Listing:
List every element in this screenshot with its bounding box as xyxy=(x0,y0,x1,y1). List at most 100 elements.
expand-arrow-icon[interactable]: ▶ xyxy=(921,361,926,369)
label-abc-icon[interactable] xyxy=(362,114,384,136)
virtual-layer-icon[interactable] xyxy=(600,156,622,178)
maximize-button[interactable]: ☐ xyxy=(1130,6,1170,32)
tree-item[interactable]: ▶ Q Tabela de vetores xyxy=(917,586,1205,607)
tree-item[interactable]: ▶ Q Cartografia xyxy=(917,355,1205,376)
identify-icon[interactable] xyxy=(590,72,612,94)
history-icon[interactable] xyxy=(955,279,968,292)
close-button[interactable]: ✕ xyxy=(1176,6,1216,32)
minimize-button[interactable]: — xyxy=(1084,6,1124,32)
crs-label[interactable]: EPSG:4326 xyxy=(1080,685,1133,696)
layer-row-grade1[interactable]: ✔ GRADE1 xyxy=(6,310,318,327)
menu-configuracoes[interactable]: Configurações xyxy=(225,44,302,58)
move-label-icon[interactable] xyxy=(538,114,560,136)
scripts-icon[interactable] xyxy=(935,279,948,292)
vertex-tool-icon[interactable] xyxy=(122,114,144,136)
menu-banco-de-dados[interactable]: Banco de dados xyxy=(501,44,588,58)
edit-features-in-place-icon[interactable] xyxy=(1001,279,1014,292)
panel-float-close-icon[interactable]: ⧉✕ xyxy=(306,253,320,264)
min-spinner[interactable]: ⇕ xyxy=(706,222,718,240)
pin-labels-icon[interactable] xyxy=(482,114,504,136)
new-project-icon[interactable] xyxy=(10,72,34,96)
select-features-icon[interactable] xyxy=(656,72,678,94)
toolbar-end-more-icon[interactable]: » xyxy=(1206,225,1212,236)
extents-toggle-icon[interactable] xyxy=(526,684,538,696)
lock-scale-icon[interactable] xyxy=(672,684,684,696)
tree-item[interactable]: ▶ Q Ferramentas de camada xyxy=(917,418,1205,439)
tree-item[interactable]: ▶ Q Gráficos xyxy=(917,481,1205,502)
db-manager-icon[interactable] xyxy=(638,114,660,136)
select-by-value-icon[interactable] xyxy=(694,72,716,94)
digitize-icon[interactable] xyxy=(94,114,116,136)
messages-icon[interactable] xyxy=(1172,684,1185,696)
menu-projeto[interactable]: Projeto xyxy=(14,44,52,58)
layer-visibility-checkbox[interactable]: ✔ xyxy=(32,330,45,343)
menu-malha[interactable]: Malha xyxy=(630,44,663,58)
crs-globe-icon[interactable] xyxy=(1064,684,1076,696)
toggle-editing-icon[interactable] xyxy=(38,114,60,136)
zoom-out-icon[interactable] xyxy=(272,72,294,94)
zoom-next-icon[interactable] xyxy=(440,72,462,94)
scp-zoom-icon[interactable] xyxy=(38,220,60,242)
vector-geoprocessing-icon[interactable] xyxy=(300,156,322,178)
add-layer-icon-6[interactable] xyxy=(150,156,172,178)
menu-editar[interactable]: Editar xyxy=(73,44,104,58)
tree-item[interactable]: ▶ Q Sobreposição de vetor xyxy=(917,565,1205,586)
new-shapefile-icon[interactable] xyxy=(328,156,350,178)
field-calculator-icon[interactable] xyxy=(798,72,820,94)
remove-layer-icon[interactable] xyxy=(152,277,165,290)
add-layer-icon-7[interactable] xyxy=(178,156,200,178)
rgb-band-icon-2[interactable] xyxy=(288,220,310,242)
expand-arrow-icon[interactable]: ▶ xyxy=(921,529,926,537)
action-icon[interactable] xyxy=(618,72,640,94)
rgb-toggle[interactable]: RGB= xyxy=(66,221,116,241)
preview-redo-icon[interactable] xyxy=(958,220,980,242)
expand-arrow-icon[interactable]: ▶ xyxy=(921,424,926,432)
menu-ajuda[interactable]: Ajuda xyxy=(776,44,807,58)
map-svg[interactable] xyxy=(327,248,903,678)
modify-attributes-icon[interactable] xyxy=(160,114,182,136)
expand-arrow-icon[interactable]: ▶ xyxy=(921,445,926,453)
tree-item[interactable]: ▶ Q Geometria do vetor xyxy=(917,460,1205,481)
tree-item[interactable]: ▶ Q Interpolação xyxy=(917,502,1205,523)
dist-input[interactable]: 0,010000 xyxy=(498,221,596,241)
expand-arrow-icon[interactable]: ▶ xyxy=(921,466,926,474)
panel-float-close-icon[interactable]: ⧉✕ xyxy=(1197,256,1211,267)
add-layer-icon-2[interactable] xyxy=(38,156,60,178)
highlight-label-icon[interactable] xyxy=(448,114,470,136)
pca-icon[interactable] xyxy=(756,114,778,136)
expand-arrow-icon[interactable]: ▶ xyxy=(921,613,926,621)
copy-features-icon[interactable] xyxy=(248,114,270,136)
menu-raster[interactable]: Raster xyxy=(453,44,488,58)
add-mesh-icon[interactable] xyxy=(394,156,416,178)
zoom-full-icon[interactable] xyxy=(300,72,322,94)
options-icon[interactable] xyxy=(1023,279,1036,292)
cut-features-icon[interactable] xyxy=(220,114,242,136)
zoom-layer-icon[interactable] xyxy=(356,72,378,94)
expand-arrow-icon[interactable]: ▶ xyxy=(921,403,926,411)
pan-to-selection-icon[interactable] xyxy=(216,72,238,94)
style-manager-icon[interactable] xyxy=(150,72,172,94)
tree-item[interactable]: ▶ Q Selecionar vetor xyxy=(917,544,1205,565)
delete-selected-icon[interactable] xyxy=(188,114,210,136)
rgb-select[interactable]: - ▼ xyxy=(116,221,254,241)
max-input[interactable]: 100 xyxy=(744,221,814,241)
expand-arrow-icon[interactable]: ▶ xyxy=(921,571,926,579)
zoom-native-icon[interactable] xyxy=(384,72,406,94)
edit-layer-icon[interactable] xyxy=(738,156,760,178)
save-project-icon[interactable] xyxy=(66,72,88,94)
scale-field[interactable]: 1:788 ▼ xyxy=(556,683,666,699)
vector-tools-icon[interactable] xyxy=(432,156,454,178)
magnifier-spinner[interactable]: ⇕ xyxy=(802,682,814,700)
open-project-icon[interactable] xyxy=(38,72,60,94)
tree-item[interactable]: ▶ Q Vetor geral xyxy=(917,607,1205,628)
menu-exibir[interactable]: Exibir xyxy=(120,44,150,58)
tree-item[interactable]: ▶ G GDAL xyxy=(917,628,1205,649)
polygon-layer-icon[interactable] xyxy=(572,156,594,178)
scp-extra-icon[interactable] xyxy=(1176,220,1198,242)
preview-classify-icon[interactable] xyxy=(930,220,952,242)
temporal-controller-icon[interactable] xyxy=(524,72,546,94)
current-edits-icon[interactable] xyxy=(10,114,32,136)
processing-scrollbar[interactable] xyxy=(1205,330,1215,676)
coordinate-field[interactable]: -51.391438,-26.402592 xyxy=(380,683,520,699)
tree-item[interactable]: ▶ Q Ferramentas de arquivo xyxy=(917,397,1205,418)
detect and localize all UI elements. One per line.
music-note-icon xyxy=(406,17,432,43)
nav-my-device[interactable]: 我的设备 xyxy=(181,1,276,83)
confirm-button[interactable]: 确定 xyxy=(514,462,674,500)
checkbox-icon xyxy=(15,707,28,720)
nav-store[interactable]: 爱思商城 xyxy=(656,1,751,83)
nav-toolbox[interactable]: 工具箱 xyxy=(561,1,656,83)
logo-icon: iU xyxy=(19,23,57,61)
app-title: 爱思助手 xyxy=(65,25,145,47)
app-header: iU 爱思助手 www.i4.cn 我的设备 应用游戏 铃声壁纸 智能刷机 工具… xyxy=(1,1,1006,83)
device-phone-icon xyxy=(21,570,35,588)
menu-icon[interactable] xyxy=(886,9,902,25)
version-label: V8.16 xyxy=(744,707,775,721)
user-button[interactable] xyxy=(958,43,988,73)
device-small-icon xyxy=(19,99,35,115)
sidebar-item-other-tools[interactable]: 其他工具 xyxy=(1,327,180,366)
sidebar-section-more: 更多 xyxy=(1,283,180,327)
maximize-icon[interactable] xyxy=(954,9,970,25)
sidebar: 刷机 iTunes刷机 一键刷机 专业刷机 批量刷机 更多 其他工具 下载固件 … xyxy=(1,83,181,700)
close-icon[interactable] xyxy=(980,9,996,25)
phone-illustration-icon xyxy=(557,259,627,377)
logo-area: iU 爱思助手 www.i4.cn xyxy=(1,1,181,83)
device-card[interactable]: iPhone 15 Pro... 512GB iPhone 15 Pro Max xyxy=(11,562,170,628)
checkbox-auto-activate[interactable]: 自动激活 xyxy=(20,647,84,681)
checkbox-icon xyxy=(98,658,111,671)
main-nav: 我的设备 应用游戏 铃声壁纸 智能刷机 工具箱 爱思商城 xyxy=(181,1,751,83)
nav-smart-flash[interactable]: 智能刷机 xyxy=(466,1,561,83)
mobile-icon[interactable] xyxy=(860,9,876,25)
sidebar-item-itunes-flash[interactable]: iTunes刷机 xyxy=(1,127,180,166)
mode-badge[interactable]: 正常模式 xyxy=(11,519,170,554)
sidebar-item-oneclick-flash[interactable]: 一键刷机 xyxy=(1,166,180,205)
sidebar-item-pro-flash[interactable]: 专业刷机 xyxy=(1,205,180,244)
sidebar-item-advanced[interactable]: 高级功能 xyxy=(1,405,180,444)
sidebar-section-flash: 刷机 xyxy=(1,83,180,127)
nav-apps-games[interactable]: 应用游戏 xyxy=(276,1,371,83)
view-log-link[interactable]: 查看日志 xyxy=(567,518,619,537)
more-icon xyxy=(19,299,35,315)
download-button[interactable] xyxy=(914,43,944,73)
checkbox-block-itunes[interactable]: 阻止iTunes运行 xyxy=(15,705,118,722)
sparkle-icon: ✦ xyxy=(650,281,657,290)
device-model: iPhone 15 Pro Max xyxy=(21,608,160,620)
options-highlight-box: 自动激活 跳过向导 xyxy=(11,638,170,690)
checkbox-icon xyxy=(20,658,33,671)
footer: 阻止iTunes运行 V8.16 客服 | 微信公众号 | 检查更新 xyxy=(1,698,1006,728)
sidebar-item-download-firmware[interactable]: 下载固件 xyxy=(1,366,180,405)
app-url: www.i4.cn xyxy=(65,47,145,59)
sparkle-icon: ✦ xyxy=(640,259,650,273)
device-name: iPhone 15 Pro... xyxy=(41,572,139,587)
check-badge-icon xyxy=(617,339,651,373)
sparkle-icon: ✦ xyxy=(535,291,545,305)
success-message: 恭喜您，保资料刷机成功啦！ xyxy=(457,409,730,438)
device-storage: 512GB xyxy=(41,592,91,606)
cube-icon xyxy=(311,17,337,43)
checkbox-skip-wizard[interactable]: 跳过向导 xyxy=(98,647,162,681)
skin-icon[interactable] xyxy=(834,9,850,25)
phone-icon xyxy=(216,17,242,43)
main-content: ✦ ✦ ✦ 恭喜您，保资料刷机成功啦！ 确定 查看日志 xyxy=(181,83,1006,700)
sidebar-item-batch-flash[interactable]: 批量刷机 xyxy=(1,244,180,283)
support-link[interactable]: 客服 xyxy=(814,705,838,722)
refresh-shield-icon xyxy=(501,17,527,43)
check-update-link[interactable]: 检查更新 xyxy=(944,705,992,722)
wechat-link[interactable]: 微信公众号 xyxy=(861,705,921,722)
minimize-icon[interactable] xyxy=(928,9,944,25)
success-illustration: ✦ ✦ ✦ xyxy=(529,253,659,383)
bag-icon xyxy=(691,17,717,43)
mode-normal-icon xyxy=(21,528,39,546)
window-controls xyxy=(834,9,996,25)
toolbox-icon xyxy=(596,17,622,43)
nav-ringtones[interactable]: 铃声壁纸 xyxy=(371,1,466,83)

Challenge:
Please repeat the stretch of the records from the very start through the line containing "tree-item[interactable]: ▶ Q Tabela", keeping every line exactly as it appears.

The completed task:
List every element in this screenshot with its bounding box as xyxy=(x0,y0,x1,y1). List at most 100 elements.
expand-arrow-icon[interactable]: ▶ xyxy=(921,361,926,369)
label-abc-icon[interactable] xyxy=(362,114,384,136)
virtual-layer-icon[interactable] xyxy=(600,156,622,178)
maximize-button[interactable]: ☐ xyxy=(1130,6,1170,32)
tree-item[interactable]: ▶ Q Tabela de vetores xyxy=(917,586,1205,607)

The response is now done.